Find the lines containing the word "grasp" and copy every one of them.

### Material for the task
>> START

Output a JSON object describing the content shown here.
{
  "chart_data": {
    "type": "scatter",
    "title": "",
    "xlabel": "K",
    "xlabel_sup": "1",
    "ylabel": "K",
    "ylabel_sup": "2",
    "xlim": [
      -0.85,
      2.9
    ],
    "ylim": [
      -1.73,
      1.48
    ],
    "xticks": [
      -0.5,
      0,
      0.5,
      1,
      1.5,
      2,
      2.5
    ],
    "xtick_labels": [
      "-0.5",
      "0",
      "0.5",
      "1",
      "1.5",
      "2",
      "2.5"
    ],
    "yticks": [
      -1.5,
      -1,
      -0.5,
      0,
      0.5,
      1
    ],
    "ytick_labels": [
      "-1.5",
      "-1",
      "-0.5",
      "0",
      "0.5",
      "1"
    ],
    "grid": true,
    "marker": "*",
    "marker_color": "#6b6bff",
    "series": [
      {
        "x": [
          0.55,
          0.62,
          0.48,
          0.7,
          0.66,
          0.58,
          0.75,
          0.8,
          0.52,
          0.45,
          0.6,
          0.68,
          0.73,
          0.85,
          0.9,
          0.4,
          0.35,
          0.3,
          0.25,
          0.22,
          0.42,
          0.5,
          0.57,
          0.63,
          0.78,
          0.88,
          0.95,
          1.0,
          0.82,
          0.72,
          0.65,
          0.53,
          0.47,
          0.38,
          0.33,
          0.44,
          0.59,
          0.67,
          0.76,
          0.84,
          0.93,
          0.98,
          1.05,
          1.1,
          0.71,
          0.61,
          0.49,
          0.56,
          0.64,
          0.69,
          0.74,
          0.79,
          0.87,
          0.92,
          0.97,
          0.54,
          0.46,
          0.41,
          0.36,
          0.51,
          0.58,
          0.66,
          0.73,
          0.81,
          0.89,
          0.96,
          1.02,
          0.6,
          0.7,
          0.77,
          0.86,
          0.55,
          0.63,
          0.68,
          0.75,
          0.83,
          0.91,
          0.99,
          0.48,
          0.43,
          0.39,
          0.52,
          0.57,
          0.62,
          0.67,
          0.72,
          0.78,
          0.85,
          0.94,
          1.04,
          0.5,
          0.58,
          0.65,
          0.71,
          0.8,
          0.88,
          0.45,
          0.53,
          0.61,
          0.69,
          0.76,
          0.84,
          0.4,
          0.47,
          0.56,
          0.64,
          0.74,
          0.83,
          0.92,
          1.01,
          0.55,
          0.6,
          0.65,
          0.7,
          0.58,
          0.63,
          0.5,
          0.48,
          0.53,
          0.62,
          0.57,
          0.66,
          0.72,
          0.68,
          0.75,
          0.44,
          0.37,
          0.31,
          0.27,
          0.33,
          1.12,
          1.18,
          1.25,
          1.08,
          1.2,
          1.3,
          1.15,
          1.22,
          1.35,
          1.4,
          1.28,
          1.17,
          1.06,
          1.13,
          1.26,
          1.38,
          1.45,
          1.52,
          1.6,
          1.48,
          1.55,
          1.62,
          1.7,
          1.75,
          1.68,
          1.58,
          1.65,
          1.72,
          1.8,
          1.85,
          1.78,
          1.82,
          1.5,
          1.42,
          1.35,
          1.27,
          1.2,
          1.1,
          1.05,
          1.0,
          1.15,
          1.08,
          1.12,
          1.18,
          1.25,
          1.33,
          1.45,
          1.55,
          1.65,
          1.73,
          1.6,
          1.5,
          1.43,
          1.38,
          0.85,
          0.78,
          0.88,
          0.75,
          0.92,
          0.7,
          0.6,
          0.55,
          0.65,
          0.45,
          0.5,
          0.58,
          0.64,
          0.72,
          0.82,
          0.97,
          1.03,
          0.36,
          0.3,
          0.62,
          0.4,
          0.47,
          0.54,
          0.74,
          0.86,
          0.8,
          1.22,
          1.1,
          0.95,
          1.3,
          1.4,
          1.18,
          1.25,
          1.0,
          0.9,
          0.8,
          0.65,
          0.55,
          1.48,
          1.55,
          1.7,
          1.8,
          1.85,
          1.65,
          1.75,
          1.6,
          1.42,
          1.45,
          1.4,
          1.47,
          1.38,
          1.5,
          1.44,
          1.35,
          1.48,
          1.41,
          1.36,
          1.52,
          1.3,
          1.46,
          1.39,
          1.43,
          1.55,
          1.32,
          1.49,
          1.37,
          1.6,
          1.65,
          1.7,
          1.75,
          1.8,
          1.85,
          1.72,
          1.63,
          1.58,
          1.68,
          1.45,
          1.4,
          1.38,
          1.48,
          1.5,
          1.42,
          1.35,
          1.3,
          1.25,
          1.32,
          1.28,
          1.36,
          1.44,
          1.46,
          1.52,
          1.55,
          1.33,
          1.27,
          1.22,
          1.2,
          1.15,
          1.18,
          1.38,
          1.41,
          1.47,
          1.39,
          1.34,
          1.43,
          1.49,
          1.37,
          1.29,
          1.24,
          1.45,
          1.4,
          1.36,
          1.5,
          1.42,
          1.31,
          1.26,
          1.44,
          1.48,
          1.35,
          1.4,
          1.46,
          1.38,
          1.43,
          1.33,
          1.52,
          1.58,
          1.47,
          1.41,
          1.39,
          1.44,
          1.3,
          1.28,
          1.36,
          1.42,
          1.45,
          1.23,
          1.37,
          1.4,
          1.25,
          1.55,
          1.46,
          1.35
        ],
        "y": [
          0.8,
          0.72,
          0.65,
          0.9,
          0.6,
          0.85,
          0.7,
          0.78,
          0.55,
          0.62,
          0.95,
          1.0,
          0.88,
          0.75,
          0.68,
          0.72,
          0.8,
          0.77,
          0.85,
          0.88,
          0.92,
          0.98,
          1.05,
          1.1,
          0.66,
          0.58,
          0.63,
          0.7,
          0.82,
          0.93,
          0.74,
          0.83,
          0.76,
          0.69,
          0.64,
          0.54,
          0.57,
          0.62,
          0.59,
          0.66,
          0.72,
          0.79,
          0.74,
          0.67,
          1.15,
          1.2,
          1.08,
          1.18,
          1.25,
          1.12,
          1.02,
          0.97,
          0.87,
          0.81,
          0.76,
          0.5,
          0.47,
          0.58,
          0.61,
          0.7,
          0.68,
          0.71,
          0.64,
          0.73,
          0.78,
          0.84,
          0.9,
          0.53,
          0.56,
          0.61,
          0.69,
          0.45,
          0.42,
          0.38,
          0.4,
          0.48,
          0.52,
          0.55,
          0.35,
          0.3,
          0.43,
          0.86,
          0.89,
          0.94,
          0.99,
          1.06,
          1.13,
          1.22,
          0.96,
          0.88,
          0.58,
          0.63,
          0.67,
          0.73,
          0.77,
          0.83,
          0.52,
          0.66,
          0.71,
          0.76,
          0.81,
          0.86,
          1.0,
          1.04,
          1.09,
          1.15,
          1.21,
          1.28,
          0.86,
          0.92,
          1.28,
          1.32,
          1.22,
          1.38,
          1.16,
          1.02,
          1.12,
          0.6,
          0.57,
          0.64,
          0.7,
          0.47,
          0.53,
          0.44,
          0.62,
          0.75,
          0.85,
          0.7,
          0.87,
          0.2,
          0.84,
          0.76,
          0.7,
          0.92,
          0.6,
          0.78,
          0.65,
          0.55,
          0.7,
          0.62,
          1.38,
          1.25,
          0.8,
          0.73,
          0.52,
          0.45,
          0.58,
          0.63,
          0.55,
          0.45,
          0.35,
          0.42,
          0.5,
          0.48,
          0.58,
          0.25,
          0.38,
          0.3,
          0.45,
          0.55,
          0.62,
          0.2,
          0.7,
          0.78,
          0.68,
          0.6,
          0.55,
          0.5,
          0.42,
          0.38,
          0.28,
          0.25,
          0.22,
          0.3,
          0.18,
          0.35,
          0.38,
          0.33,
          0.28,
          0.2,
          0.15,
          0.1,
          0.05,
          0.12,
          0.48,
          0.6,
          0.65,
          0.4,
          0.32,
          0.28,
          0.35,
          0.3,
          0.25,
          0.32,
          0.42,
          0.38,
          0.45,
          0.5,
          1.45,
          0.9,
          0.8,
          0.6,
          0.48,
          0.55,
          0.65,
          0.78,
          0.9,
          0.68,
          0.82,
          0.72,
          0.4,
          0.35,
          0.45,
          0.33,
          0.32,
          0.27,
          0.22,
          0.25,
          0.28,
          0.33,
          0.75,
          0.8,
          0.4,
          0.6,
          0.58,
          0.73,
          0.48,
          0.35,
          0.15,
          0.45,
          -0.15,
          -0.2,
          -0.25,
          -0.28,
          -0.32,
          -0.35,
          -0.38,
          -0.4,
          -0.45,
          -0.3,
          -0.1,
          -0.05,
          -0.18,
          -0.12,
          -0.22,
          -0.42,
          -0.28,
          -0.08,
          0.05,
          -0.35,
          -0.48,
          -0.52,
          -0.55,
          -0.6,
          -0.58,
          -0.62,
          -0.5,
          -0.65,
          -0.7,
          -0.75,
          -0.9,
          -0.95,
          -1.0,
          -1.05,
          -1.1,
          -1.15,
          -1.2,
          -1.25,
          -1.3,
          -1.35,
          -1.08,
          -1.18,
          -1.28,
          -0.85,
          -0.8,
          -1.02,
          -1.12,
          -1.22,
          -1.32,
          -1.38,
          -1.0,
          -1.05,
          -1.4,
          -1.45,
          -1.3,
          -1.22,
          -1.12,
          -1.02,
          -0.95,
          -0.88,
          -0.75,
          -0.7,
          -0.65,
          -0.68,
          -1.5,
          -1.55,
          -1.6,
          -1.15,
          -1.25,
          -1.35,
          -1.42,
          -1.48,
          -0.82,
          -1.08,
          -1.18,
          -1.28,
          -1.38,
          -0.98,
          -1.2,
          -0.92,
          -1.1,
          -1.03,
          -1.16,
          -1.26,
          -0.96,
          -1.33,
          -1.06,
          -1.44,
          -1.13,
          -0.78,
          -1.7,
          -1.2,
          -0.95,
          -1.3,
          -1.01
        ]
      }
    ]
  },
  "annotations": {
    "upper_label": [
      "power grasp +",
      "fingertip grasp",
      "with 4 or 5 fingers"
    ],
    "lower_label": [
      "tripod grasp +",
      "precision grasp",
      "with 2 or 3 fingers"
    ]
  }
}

>> END

### Task output
      "power grasp +",
      "fingertip grasp",
      "tripod grasp +",
      "precision grasp",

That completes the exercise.